| Task prompt |
Go through the entries below and print each one exactly, leaving out pictures.

-- begin --

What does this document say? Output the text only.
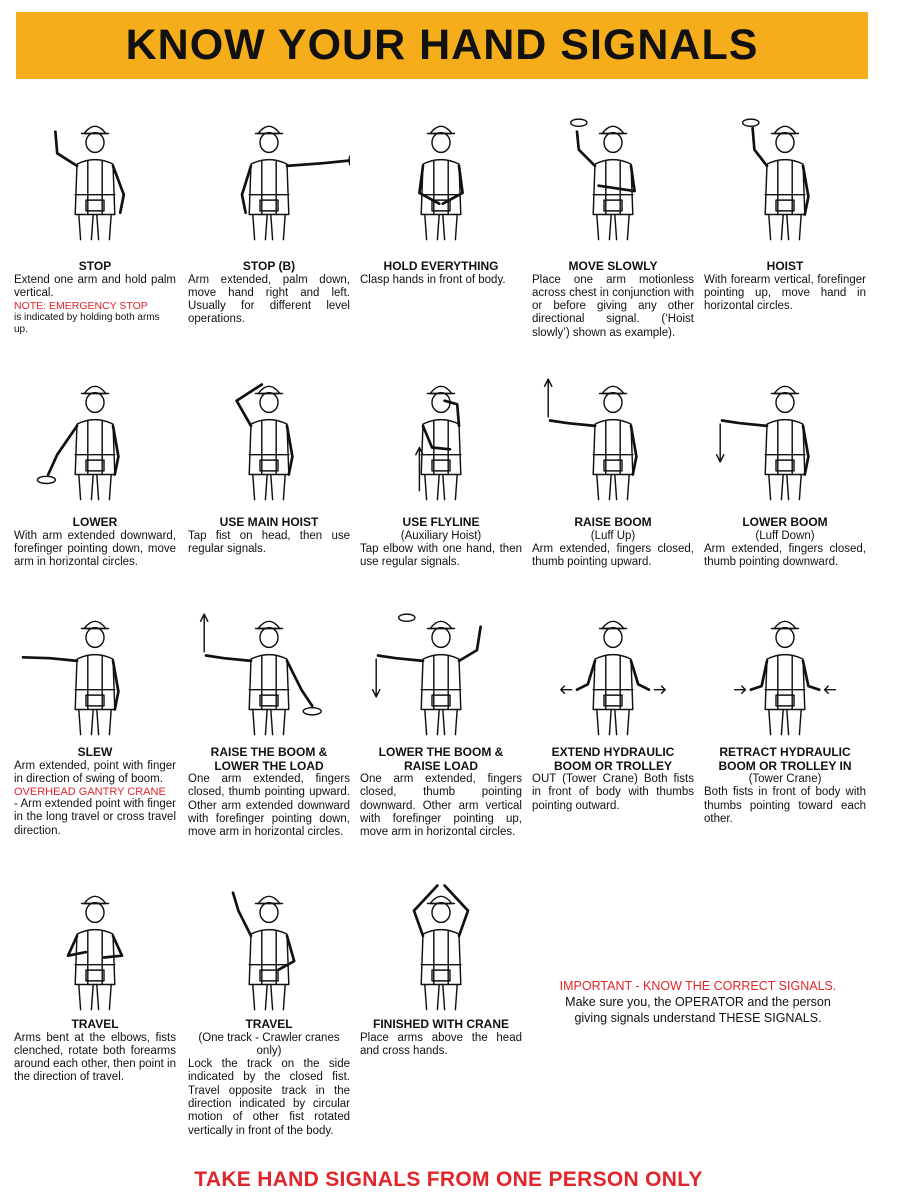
KNOW YOUR HAND SIGNALS
STOP
Extend one arm and hold palm vertical.
NOTE: EMERGENCY STOP
is indicated by holding both arms up.
STOP (B)
Arm extended, palm down, move hand right and left. Usually for different level operations.
HOLD EVERYTHING
Clasp hands in front of body.
MOVE SLOWLY
Place one arm motionless across chest in conjunction with or before giving any other directional signal. (‘Hoist slowly’) shown as example).
HOIST
With forearm vertical, forefinger pointing up, move hand in horizontal circles.
LOWER
With arm extended downward, forefinger pointing down, move arm in horizontal circles.
USE MAIN HOIST
Tap fist on head, then use regular signals.
USE FLYLINE
(Auxiliary Hoist)
Tap elbow with one hand, then use regular signals.
RAISE BOOM
(Luff Up)
Arm extended, fingers closed, thumb pointing upward.
LOWER BOOM
(Luff Down)
Arm extended, fingers closed, thumb pointing downward.
SLEW
Arm extended, point with finger in direction of swing of boom.
OVERHEAD GANTRY CRANE
- Arm extended point with finger in the long travel or cross travel direction.
RAISE THE BOOM & LOWER THE LOAD
One arm extended, fingers closed, thumb pointing upward. Other arm extended downward with forefinger pointing down, move arm in horizontal circles.
LOWER THE BOOM & RAISE LOAD
One arm extended, fingers closed, thumb pointing downward. Other arm vertical with forefinger pointing up, move arm in horizontal circles.
EXTEND HYDRAULIC BOOM OR TROLLEY
OUT (Tower Crane) Both fists in front of body with thumbs pointing outward.
RETRACT HYDRAULIC BOOM OR TROLLEY IN
(Tower Crane)
Both fists in front of body with thumbs pointing toward each other.
TRAVEL
Arms bent at the elbows, fists clenched, rotate both forearms around each other, then point in the direction of travel.
TRAVEL
(One track - Crawler cranes only)
Lock the track on the side indicated by the closed fist. Travel opposite track in the direction indicated by circular motion of other fist rotated vertically in front of the body.
FINISHED WITH CRANE
Place arms above the head and cross hands.
IMPORTANT - KNOW THE CORRECT SIGNALS.
Make sure you, the OPERATOR and the person
giving signals understand THESE SIGNALS.
TAKE HAND SIGNALS FROM ONE PERSON ONLY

-- end --

| Exercise answer |
What does this document say? Output the text only.
KNOW YOUR HAND SIGNALS
STOP
Extend one arm and hold palm vertical.
NOTE: EMERGENCY STOP
is indicated by holding both arms up.
STOP (B)
Arm extended, palm down, move hand right and left. Usually for different level operations.
HOLD EVERYTHING
Clasp hands in front of body.
MOVE SLOWLY
Place one arm motionless across chest in conjunction with or before giving any other directional signal. (‘Hoist slowly’) shown as example).
HOIST
With forearm vertical, forefinger pointing up, move hand in horizontal circles.
LOWER
With arm extended downward, forefinger pointing down, move arm in horizontal circles.
USE MAIN HOIST
Tap fist on head, then use regular signals.
USE FLYLINE
(Auxiliary Hoist)
Tap elbow with one hand, then use regular signals.
RAISE BOOM
(Luff Up)
Arm extended, fingers closed, thumb pointing upward.
LOWER BOOM
(Luff Down)
Arm extended, fingers closed, thumb pointing downward.
SLEW
Arm extended, point with finger in direction of swing of boom.
OVERHEAD GANTRY CRANE
- Arm extended point with finger in the long travel or cross travel direction.
RAISE THE BOOM & LOWER THE LOAD
One arm extended, fingers closed, thumb pointing upward. Other arm extended downward with forefinger pointing down, move arm in horizontal circles.
LOWER THE BOOM & RAISE LOAD
One arm extended, fingers closed, thumb pointing downward. Other arm vertical with forefinger pointing up, move arm in horizontal circles.
EXTEND HYDRAULIC BOOM OR TROLLEY
OUT (Tower Crane) Both fists in front of body with thumbs pointing outward.
RETRACT HYDRAULIC BOOM OR TROLLEY IN
(Tower Crane)
Both fists in front of body with thumbs pointing toward each other.
TRAVEL
Arms bent at the elbows, fists clenched, rotate both forearms around each other, then point in the direction of travel.
TRAVEL
(One track - Crawler cranes only)
Lock the track on the side indicated by the closed fist. Travel opposite track in the direction indicated by circular motion of other fist rotated vertically in front of the body.
FINISHED WITH CRANE
Place arms above the head and cross hands.
IMPORTANT - KNOW THE CORRECT SIGNALS.
Make sure you, the OPERATOR and the person
giving signals understand THESE SIGNALS.
TAKE HAND SIGNALS FROM ONE PERSON ONLY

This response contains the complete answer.